(Rows from a dataset)
______
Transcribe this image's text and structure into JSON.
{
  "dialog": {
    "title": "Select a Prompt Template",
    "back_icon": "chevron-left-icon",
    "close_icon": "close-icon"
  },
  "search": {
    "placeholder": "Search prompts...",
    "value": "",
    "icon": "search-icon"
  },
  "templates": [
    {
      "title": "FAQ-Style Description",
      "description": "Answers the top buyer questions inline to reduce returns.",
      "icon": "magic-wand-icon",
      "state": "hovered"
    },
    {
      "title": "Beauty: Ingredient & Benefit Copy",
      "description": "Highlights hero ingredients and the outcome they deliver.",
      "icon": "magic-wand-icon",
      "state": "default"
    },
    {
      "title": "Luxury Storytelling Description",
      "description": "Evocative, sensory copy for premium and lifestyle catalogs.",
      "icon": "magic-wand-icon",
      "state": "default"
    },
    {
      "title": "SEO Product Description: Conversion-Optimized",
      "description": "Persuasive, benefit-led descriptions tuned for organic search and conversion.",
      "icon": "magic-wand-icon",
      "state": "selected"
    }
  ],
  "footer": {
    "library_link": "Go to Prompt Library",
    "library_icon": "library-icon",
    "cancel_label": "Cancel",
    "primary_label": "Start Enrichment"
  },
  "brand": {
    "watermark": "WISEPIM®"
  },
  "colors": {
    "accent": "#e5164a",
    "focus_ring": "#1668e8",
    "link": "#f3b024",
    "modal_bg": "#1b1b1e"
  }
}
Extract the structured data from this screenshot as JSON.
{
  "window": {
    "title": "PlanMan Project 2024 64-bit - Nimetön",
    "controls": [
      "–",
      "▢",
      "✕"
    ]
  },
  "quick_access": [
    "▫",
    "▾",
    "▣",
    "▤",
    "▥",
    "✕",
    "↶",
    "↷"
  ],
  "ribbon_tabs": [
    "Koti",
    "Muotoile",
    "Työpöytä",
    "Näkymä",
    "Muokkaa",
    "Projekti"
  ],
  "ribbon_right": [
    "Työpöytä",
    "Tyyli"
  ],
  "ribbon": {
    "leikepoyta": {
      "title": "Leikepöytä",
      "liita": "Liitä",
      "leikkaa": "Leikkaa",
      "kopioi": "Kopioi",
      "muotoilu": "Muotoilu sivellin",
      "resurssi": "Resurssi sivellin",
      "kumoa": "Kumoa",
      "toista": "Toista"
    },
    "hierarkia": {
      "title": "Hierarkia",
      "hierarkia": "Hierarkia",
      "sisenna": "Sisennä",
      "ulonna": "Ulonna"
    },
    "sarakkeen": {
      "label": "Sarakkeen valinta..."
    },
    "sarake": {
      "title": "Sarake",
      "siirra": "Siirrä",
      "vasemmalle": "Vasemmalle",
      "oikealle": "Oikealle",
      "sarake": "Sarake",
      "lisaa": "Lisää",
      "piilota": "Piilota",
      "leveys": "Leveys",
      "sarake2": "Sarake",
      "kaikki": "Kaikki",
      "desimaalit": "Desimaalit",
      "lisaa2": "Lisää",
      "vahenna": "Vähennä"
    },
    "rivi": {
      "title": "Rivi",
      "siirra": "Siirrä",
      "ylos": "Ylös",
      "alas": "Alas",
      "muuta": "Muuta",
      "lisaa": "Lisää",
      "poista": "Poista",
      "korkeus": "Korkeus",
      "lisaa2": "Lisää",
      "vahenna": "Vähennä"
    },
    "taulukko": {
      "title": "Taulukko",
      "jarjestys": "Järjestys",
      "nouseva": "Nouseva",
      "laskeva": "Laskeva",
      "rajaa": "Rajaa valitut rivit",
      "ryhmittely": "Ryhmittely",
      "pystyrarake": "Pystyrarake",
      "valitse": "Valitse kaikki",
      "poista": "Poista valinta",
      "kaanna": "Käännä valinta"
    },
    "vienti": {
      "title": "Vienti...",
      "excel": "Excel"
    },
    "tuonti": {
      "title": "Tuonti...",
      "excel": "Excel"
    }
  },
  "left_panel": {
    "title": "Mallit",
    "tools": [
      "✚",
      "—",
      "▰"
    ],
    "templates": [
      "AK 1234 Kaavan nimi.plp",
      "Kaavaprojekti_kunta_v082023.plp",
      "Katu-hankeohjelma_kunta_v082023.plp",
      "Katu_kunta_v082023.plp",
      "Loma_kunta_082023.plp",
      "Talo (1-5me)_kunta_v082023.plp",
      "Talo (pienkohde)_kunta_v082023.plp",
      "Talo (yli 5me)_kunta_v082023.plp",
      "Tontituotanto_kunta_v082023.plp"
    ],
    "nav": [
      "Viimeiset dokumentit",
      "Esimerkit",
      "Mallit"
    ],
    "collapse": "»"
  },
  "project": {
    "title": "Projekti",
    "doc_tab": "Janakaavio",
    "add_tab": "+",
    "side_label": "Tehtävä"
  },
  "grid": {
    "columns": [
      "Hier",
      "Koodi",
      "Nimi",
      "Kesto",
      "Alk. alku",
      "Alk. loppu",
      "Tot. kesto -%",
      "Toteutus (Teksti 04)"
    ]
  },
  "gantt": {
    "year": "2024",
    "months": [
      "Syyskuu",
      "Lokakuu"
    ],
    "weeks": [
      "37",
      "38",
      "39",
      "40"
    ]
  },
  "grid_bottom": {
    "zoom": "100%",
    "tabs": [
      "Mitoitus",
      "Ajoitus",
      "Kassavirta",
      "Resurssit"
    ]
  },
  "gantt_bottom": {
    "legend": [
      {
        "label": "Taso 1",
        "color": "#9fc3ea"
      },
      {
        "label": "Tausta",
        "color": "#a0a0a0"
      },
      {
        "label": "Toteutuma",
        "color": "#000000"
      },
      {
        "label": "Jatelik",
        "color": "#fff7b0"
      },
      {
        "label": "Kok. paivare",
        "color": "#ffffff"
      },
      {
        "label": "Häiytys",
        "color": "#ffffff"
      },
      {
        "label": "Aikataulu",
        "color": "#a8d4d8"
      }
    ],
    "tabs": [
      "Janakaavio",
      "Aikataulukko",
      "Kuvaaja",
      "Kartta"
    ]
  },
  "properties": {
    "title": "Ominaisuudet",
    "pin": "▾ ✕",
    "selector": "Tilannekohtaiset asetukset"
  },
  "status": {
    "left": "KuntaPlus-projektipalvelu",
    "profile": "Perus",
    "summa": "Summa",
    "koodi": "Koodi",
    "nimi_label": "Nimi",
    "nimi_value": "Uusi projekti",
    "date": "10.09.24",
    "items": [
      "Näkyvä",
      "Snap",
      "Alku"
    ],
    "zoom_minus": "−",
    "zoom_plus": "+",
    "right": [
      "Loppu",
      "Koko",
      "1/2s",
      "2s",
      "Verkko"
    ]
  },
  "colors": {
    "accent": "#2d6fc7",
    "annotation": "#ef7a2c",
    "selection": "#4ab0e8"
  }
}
______
• _Given task_
The data above must be returned in full, exactly as written.

• _Solution to the exercise_
Transcribe this image's text and structure into JSON.
{
  "dialog": {
    "title": "Select a Prompt Template",
    "back_icon": "chevron-left-icon",
    "close_icon": "close-icon"
  },
  "search": {
    "placeholder": "Search prompts...",
    "value": "",
    "icon": "search-icon"
  },
  "templates": [
    {
      "title": "FAQ-Style Description",
      "description": "Answers the top buyer questions inline to reduce returns.",
      "icon": "magic-wand-icon",
      "state": "hovered"
    },
    {
      "title": "Beauty: Ingredient & Benefit Copy",
      "description": "Highlights hero ingredients and the outcome they deliver.",
      "icon": "magic-wand-icon",
      "state": "default"
    },
    {
      "title": "Luxury Storytelling Description",
      "description": "Evocative, sensory copy for premium and lifestyle catalogs.",
      "icon": "magic-wand-icon",
      "state": "default"
    },
    {
      "title": "SEO Product Description: Conversion-Optimized",
      "description": "Persuasive, benefit-led descriptions tuned for organic search and conversion.",
      "icon": "magic-wand-icon",
      "state": "selected"
    }
  ],
  "footer": {
    "library_link": "Go to Prompt Library",
    "library_icon": "library-icon",
    "cancel_label": "Cancel",
    "primary_label": "Start Enrichment"
  },
  "brand": {
    "watermark": "WISEPIM®"
  },
  "colors": {
    "accent": "#e5164a",
    "focus_ring": "#1668e8",
    "link": "#f3b024",
    "modal_bg": "#1b1b1e"
  }
}
Extract the structured data from this screenshot as JSON.
{
  "window": {
    "title": "PlanMan Project 2024 64-bit - Nimetön",
    "controls": [
      "–",
      "▢",
      "✕"
    ]
  },
  "quick_access": [
    "▫",
    "▾",
    "▣",
    "▤",
    "▥",
    "✕",
    "↶",
    "↷"
  ],
  "ribbon_tabs": [
    "Koti",
    "Muotoile",
    "Työpöytä",
    "Näkymä",
    "Muokkaa",
    "Projekti"
  ],
  "ribbon_right": [
    "Työpöytä",
    "Tyyli"
  ],
  "ribbon": {
    "leikepoyta": {
      "title": "Leikepöytä",
      "liita": "Liitä",
      "leikkaa": "Leikkaa",
      "kopioi": "Kopioi",
      "muotoilu": "Muotoilu sivellin",
      "resurssi": "Resurssi sivellin",
      "kumoa": "Kumoa",
      "toista": "Toista"
    },
    "hierarkia": {
      "title": "Hierarkia",
      "hierarkia": "Hierarkia",
      "sisenna": "Sisennä",
      "ulonna": "Ulonna"
    },
    "sarakkeen": {
      "label": "Sarakkeen valinta..."
    },
    "sarake": {
      "title": "Sarake",
      "siirra": "Siirrä",
      "vasemmalle": "Vasemmalle",
      "oikealle": "Oikealle",
      "sarake": "Sarake",
      "lisaa": "Lisää",
      "piilota": "Piilota",
      "leveys": "Leveys",
      "sarake2": "Sarake",
      "kaikki": "Kaikki",
      "desimaalit": "Desimaalit",
      "lisaa2": "Lisää",
      "vahenna": "Vähennä"
    },
    "rivi": {
      "title": "Rivi",
      "siirra": "Siirrä",
      "ylos": "Ylös",
      "alas": "Alas",
      "muuta": "Muuta",
      "lisaa": "Lisää",
      "poista": "Poista",
      "korkeus": "Korkeus",
      "lisaa2": "Lisää",
      "vahenna": "Vähennä"
    },
    "taulukko": {
      "title": "Taulukko",
      "jarjestys": "Järjestys",
      "nouseva": "Nouseva",
      "laskeva": "Laskeva",
      "rajaa": "Rajaa valitut rivit",
      "ryhmittely": "Ryhmittely",
      "pystyrarake": "Pystyrarake",
      "valitse": "Valitse kaikki",
      "poista": "Poista valinta",
      "kaanna": "Käännä valinta"
    },
    "vienti": {
      "title": "Vienti...",
      "excel": "Excel"
    },
    "tuonti": {
      "title": "Tuonti...",
      "excel": "Excel"
    }
  },
  "left_panel": {
    "title": "Mallit",
    "tools": [
      "✚",
      "—",
      "▰"
    ],
    "templates": [
      "AK 1234 Kaavan nimi.plp",
      "Kaavaprojekti_kunta_v082023.plp",
      "Katu-hankeohjelma_kunta_v082023.plp",
      "Katu_kunta_v082023.plp",
      "Loma_kunta_082023.plp",
      "Talo (1-5me)_kunta_v082023.plp",
      "Talo (pienkohde)_kunta_v082023.plp",
      "Talo (yli 5me)_kunta_v082023.plp",
      "Tontituotanto_kunta_v082023.plp"
    ],
    "nav": [
      "Viimeiset dokumentit",
      "Esimerkit",
      "Mallit"
    ],
    "collapse": "»"
  },
  "project": {
    "title": "Projekti",
    "doc_tab": "Janakaavio",
    "add_tab": "+",
    "side_label": "Tehtävä"
  },
  "grid": {
    "columns": [
      "Hier",
      "Koodi",
      "Nimi",
      "Kesto",
      "Alk. alku",
      "Alk. loppu",
      "Tot. kesto -%",
      "Toteutus (Teksti 04)"
    ]
  },
  "gantt": {
    "year": "2024",
    "months": [
      "Syyskuu",
      "Lokakuu"
    ],
    "weeks": [
      "37",
      "38",
      "39",
      "40"
    ]
  },
  "grid_bottom": {
    "zoom": "100%",
    "tabs": [
      "Mitoitus",
      "Ajoitus",
      "Kassavirta",
      "Resurssit"
    ]
  },
  "gantt_bottom": {
    "legend": [
      {
        "label": "Taso 1",
        "color": "#9fc3ea"
      },
      {
        "label": "Tausta",
        "color": "#a0a0a0"
      },
      {
        "label": "Toteutuma",
        "color": "#000000"
      },
      {
        "label": "Jatelik",
        "color": "#fff7b0"
      },
      {
        "label": "Kok. paivare",
        "color": "#ffffff"
      },
      {
        "label": "Häiytys",
        "color": "#ffffff"
      },
      {
        "label": "Aikataulu",
        "color": "#a8d4d8"
      }
    ],
    "tabs": [
      "Janakaavio",
      "Aikataulukko",
      "Kuvaaja",
      "Kartta"
    ]
  },
  "properties": {
    "title": "Ominaisuudet",
    "pin": "▾ ✕",
    "selector": "Tilannekohtaiset asetukset"
  },
  "status": {
    "left": "KuntaPlus-projektipalvelu",
    "profile": "Perus",
    "summa": "Summa",
    "koodi": "Koodi",
    "nimi_label": "Nimi",
    "nimi_value": "Uusi projekti",
    "date": "10.09.24",
    "items": [
      "Näkyvä",
      "Snap",
      "Alku"
    ],
    "zoom_minus": "−",
    "zoom_plus": "+",
    "right": [
      "Loppu",
      "Koko",
      "1/2s",
      "2s",
      "Verkko"
    ]
  },
  "colors": {
    "accent": "#2d6fc7",
    "annotation": "#ef7a2c",
    "selection": "#4ab0e8"
  }
}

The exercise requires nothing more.